> THE TASK
The expected response is a copy of every line in the entries below that includes the word "worden".

(TASK INPUT Opens)

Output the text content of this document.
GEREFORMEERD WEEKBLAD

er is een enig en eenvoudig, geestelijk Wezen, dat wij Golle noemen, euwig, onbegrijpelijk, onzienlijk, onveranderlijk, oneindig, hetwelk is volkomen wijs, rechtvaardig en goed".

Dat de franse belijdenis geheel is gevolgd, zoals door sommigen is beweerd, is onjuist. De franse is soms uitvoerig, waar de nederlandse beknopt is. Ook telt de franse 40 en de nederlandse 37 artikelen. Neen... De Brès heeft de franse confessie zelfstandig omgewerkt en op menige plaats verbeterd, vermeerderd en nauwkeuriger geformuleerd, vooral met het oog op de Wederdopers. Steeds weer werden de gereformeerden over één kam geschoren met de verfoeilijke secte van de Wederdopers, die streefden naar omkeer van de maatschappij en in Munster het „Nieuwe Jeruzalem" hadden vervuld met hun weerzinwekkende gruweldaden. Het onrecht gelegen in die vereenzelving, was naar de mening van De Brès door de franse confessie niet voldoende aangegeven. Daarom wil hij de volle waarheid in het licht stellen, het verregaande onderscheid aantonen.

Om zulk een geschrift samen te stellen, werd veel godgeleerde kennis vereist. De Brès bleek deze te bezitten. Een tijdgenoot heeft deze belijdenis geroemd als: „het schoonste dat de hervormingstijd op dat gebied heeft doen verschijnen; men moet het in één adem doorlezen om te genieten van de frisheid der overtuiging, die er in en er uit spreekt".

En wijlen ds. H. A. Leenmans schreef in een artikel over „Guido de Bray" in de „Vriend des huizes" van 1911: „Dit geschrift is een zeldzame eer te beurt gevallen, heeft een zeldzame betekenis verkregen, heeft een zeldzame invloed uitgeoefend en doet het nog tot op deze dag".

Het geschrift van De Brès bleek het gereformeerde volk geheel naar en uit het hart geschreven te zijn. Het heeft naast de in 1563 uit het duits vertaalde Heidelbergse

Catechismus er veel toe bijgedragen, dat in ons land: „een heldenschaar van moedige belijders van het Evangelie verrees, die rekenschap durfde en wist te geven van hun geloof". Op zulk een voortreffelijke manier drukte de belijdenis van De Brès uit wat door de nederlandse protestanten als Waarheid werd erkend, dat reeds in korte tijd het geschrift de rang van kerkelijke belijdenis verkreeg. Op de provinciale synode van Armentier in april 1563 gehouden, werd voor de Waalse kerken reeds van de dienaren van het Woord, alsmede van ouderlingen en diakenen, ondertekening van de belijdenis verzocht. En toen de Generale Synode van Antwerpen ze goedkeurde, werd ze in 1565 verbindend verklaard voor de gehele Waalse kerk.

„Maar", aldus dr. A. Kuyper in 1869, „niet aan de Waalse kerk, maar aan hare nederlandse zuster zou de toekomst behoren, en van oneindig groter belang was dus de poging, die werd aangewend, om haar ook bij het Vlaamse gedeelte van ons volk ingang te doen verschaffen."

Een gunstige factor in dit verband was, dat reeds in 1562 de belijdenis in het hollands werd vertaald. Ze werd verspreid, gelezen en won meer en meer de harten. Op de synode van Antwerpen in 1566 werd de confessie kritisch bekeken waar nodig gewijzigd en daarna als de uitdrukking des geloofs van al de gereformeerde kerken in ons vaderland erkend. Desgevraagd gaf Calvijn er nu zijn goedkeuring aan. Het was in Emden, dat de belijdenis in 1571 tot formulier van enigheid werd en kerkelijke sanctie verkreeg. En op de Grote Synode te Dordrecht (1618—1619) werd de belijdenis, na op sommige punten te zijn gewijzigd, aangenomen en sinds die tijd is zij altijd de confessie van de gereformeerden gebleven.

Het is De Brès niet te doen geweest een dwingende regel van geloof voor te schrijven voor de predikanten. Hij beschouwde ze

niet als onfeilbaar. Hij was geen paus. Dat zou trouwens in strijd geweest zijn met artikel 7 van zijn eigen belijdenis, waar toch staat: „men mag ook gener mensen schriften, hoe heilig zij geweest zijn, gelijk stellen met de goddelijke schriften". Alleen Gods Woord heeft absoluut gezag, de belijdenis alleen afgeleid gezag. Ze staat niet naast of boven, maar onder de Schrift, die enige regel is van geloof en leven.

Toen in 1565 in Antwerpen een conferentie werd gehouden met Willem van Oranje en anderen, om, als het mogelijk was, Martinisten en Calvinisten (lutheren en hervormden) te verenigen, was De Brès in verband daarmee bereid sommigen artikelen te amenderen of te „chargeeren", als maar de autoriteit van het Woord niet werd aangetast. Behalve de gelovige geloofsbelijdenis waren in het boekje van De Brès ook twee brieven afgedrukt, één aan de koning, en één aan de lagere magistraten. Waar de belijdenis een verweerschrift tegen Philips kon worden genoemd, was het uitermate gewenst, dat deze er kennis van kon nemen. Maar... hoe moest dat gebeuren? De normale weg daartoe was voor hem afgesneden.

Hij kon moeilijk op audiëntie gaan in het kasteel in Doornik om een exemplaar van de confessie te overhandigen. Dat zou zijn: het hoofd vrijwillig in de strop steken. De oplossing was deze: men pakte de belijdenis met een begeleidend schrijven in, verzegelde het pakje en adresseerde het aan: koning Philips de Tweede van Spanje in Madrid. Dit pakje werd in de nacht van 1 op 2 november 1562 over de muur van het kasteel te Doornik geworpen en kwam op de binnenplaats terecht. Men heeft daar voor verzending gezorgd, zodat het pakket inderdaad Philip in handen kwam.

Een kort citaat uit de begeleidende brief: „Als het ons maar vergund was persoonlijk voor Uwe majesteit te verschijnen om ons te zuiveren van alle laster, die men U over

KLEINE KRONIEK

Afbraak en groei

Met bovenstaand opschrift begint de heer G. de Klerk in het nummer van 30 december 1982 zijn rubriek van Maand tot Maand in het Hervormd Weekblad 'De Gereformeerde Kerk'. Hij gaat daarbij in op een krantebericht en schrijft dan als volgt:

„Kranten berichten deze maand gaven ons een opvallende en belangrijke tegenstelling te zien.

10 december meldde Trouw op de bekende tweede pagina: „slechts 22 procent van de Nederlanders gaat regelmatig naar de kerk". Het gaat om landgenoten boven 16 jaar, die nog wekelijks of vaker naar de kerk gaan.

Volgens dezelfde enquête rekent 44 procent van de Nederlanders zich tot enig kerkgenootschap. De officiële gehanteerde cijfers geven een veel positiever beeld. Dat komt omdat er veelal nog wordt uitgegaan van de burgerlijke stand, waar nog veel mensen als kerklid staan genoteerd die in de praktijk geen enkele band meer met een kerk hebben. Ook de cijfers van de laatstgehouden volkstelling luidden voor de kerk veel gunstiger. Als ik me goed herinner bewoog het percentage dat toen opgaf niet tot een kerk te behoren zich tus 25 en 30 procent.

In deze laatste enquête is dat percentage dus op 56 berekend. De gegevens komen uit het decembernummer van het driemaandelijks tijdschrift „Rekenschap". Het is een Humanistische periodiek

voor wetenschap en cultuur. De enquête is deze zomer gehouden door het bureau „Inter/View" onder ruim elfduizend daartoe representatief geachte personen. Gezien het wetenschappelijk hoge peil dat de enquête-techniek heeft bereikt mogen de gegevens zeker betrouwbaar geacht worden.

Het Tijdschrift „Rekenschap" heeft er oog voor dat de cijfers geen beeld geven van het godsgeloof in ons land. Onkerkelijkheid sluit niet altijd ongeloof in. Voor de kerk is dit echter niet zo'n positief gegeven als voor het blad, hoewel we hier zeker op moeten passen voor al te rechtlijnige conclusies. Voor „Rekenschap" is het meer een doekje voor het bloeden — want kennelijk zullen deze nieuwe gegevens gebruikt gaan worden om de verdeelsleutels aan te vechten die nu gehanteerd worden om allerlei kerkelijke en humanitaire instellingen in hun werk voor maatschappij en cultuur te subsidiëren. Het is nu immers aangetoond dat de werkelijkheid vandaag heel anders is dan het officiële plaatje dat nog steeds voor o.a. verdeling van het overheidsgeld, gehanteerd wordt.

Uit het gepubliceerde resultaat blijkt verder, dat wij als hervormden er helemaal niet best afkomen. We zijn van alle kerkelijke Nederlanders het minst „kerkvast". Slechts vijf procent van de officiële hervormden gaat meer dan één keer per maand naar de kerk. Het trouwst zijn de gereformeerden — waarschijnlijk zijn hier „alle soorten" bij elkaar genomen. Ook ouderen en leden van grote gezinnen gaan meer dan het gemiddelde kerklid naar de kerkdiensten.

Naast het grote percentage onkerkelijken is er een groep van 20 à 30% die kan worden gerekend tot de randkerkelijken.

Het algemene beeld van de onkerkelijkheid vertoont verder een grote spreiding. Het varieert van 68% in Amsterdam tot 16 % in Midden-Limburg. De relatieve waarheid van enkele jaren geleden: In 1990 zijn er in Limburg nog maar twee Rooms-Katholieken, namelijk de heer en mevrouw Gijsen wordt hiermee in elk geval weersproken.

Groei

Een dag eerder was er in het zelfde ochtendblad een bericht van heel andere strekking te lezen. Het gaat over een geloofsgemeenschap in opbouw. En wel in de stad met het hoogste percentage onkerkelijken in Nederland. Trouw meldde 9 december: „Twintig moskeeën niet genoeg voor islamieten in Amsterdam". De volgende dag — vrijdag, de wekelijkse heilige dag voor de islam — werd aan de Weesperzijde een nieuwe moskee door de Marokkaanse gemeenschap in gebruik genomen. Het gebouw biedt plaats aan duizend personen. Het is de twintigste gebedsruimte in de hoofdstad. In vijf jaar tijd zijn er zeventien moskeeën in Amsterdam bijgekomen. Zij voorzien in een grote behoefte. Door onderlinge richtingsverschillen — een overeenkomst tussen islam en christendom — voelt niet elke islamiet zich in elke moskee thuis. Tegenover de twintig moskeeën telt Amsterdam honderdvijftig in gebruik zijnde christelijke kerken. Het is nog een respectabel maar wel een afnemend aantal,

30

(TASK INPUT Closes)

> EXERCISE SOLUTION
Toen in 1565 in Antwerpen een conferentie werd gehouden met Willem van Oranje en anderen, om, als het mogelijk was, Martinisten en Calvinisten (lutheren en hervormden) te verenigen, was De Brès in verband daarmee bereid sommigen artikelen te amenderen of te „chargeeren", als maar de autoriteit van het Woord niet werd aangetast. Behalve de gelovige geloofsbelijdenis waren in het boekje van De Brès ook twee brieven afgedrukt, één aan de koning, en één aan de lagere magistraten. Waar de belijdenis een verweerschrift tegen Philips kon worden genoemd, was het uitermate gewenst, dat deze er kennis van kon nemen. Maar... hoe moest dat gebeuren? De normale weg daartoe was voor hem afgesneden.
voor wetenschap en cultuur. De enquête is deze zomer gehouden door het bureau „Inter/View" onder ruim elfduizend daartoe representatief geachte personen. Gezien het wetenschappelijk hoge peil dat de enquête-techniek heeft bereikt mogen de gegevens zeker betrouwbaar geacht worden.
Het Tijdschrift „Rekenschap" heeft er oog voor dat de cijfers geen beeld geven van het godsgeloof in ons land. Onkerkelijkheid sluit niet altijd ongeloof in. Voor de kerk is dit echter niet zo'n positief gegeven als voor het blad, hoewel we hier zeker op moeten passen voor al te rechtlijnige conclusies. Voor „Rekenschap" is het meer een doekje voor het bloeden — want kennelijk zullen deze nieuwe gegevens gebruikt gaan worden om de verdeelsleutels aan te vechten die nu gehanteerd worden om allerlei kerkelijke en humanitaire instellingen in hun werk voor maatschappij en cultuur te subsidiëren. Het is nu immers aangetoond dat de werkelijkheid vandaag heel anders is dan het officiële plaatje dat nog steeds voor o.a. verdeling van het overheidsgeld, gehanteerd wordt.
Naast het grote percentage onkerkelijken is er een groep van 20 à 30% die kan worden gerekend tot de randkerkelijken.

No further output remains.